Stated goal:
Please copy every line of the material below exactly as it appears, leaving out the pictures.

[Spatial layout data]
---

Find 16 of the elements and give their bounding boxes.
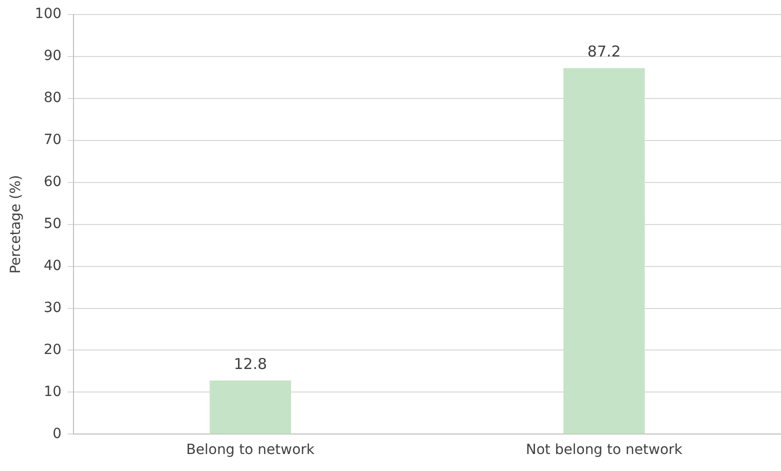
x-tick-label: Not belong to network <box>526 442 684 458</box>
data-label: 12.8 <box>234 354 268 373</box>
y-tick-label: 20 <box>44 342 62 358</box>
x-tick-label: Belong to network <box>186 442 316 458</box>
y-tick-label: 40 <box>44 258 62 274</box>
y-tick-label: 70 <box>44 132 62 148</box>
y-tick-label: 0 <box>52 426 62 442</box>
y-axis-title: Percetage (%) <box>8 175 24 274</box>
y-tick-label: 30 <box>44 300 62 316</box>
y-tick-label: 50 <box>44 216 62 232</box>
y-tick-label: 100 <box>34 6 62 22</box>
y-tick-label: 90 <box>44 48 62 64</box>
data-label: 87.2 <box>587 42 621 61</box>
y-tick-label: 60 <box>44 174 62 190</box>
y-tick-label: 80 <box>44 90 62 106</box>
y-tick-label: 10 <box>44 384 62 400</box>
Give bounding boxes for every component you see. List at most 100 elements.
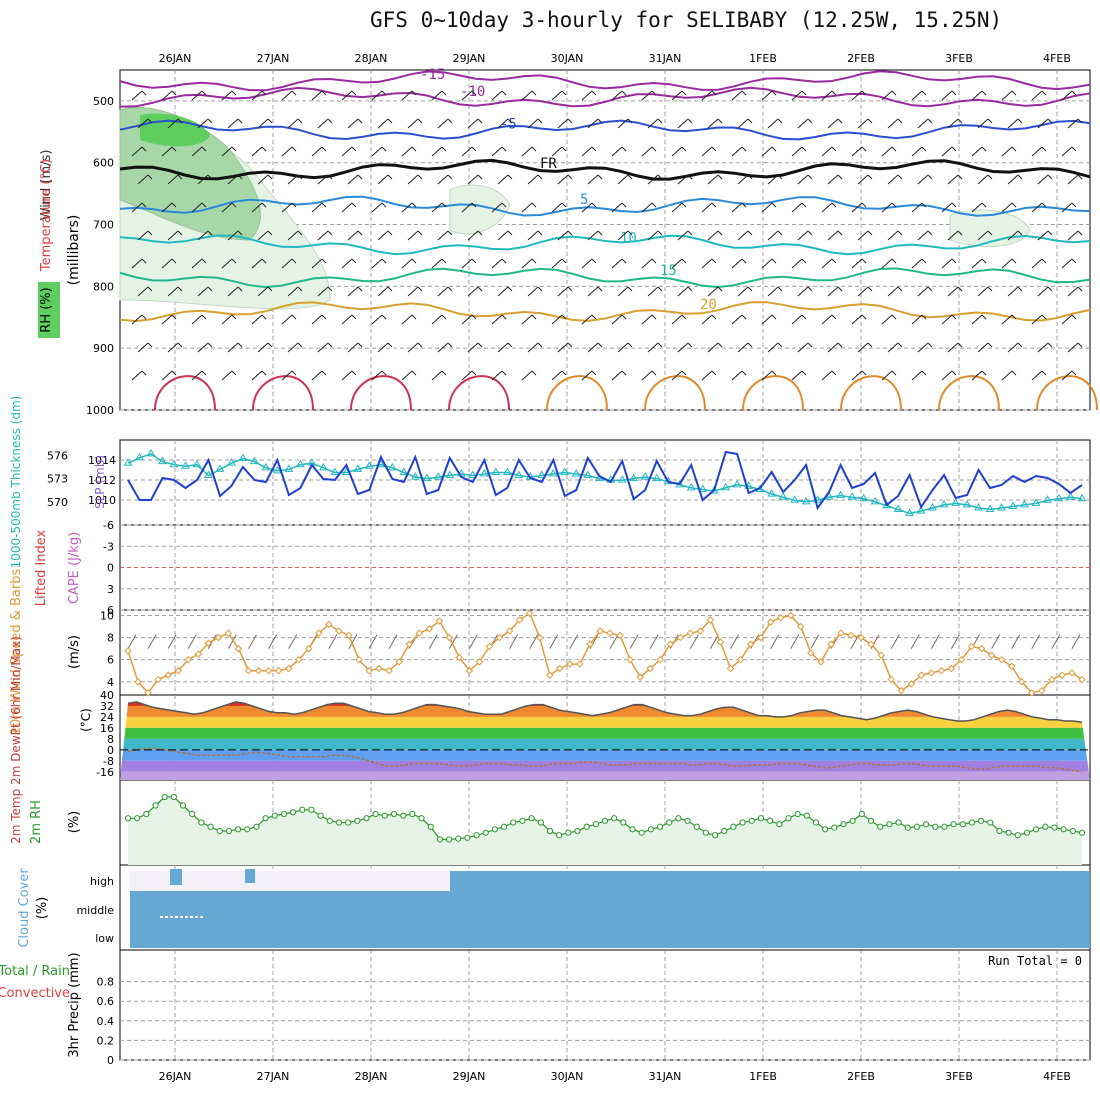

---

Solution to the problem:
Find 16 of the elements and give their bounding boxes.
x-tick-label: Not belong to network <box>526 442 684 458</box>
data-label: 12.8 <box>234 354 268 373</box>
y-tick-label: 20 <box>44 342 62 358</box>
x-tick-label: Belong to network <box>186 442 316 458</box>
y-tick-label: 40 <box>44 258 62 274</box>
y-tick-label: 70 <box>44 132 62 148</box>
y-tick-label: 0 <box>52 426 62 442</box>
y-axis-title: Percetage (%) <box>8 175 24 274</box>
y-tick-label: 30 <box>44 300 62 316</box>
y-tick-label: 50 <box>44 216 62 232</box>
y-tick-label: 100 <box>34 6 62 22</box>
y-tick-label: 90 <box>44 48 62 64</box>
data-label: 87.2 <box>587 42 621 61</box>
y-tick-label: 60 <box>44 174 62 190</box>
y-tick-label: 80 <box>44 90 62 106</box>
y-tick-label: 10 <box>44 384 62 400</box>
Give bounding boxes for every component you see. List at most 100 elements.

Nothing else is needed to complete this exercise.